Zhao Zhihong (; 5 September 1972 – 30 July 2019), nicknamed The Smiling Killer and Demon, was a Chinese serial killer and rapist. He admitted to committing a total of 20 serious crimes between 1996 and 2005, including raping and killing at least 6 women in Ulanqab and Hohhot in Inner Mongolia. He was executed in 2019, following a court verdict.

Biography 
Zhao Zhihong was born on 5 September 1972, in the village of Yongxing, Liangcheng County. After graduating from school, he worked in low-skill jobs without staying anywhere for a long time.

Zhao committed his first murder on 9 April 1996, raping and strangling a young textile mill worker surnamed Yang in a public toilet in Hohhot. Her body was discovered by an 18-year-old Chinese Mongol named Huugjilt, who was mistakenly accused of the murder, forced to confess by investigators and sentenced to death on 23 May 1996. He was executed by firing squad on 10 June 1996.

On 20 May 2000, Zhao committed a second rape-murder of a young girl in the Hohhot area, which remained unsolved for a long time. He did not kill again until 2005, when he raped and killed four girls and women. The first two occurred on 2 and 7 January, and the third on 24 February. At the same time, local authorities were seriously worried about the serial killings, offering a reward of 2,000 yuan for information about the killer's identity and whereabouts. In July 2005, Zhao killed his last victim.

#### [PROVIDED INFORMATION]
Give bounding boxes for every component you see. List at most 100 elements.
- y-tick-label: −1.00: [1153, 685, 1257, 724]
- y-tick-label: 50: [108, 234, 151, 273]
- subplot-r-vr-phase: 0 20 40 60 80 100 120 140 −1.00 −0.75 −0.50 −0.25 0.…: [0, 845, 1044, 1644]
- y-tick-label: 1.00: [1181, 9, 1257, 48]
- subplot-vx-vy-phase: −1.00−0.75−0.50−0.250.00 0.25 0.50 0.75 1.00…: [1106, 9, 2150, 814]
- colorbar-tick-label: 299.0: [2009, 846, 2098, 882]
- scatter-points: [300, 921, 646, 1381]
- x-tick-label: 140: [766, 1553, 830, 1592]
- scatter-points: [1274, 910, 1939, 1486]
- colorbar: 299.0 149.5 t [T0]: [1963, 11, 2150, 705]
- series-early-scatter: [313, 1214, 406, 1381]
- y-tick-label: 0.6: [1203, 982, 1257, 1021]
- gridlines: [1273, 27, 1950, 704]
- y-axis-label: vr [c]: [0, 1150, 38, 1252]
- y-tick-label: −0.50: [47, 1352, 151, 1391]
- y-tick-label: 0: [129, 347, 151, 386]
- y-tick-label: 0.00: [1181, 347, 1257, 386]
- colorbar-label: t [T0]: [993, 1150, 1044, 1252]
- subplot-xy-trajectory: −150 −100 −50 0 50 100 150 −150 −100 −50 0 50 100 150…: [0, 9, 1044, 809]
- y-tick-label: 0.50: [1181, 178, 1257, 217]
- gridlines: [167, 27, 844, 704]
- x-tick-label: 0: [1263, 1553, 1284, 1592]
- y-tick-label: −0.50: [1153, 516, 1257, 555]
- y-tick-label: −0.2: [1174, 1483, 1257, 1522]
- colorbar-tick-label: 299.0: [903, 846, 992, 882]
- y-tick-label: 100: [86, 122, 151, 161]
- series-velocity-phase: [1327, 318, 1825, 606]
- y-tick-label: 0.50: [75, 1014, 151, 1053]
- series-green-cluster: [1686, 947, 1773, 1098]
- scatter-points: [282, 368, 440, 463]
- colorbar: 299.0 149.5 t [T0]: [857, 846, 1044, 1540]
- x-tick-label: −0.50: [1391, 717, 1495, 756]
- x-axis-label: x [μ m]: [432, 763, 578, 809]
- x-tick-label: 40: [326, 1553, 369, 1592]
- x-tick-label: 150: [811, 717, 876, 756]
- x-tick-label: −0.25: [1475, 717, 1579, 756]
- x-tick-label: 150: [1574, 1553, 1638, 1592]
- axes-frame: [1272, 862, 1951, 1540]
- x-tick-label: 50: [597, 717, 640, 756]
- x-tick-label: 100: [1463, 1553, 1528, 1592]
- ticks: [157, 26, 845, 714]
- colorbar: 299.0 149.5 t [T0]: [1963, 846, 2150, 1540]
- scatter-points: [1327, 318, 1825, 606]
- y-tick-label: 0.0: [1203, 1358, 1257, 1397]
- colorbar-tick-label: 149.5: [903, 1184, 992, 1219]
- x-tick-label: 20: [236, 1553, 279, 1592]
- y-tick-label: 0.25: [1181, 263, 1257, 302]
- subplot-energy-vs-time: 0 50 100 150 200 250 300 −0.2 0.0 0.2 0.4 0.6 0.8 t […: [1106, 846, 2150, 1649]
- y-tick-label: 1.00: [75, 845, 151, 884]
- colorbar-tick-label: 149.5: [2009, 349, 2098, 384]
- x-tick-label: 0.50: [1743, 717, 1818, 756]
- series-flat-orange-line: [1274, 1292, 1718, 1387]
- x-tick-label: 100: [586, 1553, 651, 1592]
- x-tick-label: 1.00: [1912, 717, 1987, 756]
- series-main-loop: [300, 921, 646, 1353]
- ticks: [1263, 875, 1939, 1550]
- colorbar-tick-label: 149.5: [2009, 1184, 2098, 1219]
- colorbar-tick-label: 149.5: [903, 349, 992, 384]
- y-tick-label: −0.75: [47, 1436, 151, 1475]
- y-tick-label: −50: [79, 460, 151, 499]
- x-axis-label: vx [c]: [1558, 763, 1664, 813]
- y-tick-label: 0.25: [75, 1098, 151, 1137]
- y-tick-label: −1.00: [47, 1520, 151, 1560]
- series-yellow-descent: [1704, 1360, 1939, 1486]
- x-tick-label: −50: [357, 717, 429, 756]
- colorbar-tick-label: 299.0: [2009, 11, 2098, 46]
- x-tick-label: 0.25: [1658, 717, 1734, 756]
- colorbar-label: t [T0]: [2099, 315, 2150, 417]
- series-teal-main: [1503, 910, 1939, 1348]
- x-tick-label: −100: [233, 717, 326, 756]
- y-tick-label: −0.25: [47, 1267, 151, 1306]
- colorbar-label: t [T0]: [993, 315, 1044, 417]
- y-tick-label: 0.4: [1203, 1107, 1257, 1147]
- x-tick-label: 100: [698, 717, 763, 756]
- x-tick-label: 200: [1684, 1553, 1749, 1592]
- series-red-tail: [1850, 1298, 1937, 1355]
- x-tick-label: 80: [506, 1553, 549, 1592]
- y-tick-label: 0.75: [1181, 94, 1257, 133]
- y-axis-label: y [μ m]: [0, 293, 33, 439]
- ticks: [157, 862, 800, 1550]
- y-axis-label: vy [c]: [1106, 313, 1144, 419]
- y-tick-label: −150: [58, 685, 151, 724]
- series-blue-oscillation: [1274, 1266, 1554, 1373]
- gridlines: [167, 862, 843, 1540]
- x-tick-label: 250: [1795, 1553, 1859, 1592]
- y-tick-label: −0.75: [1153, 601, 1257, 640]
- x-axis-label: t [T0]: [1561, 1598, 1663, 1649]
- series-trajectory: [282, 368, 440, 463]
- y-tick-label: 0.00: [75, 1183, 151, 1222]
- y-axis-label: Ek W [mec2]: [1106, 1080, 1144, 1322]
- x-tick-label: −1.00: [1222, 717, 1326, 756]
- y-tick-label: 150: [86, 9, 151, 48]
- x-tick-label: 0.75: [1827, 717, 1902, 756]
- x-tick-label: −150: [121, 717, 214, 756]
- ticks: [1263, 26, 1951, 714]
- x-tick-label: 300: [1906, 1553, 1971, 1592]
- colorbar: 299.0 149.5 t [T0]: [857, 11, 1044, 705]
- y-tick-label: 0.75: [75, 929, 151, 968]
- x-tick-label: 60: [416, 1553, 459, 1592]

#### [DIRECTION A]
Write out the Zhao Zhihong article from "On 20 May 2000, Zhao" up to and including "his last victim.", switching "reward" to "bounty".
#### [DIRECTION B]
Pick up the Zhao Zhihong article after its last sentence and keep writing.
Nothing in the records is needed for this work.

#### [WRITTEN ANSWER A]
On 20 May 2000, Zhao committed a second rape-murder of a young girl in the Hohhot area, which remained unsolved for a long time. He did not kill again until 2005, when he raped and killed four girls and women. The first two occurred on 2 and 7 January, and the third on 24 February. At the same time, local authorities were seriously worried about the serial killings, offering a bounty of 2,000 yuan for information about the killer's identity and whereabouts. In July 2005, Zhao killed his last victim.

#### [WRITTEN ANSWER B]
Arrest, trial and execution 
In June 2005, a resident of the village of Tali by name of Yun Wen, in suburban Hohhot, where Zhao committed his last killings, identified the killer from a photo shoot. However, she did not know his name or place of residence. While looking for the offender with the police, she identified Zhao Zhihong at his workplace, and on 23 October 2005, he was arrested.

Zhao immediately confessed, admitting to having committed more than 20 crimes between 1996 and 2005, including 6 murders and 10 rapes, two of which were against minors. In addition, he was also responsible for several cases of robberies, theft and misappropriation of property. Most controversially, he admitted to killing the mill worker Yang in 1996, a crime for which the 18-year-old Huugjilt was executed.

Due to the constantly opening up of new circumstances of Zhao's crimes, the trial of the killer was adjourned all the time. At the same time, on 15 December 2014, the Hohhot District Court posthumously acquitted Huugjilt, publicly apologizing to his relatives and paying them 330,000 yuan in compensation.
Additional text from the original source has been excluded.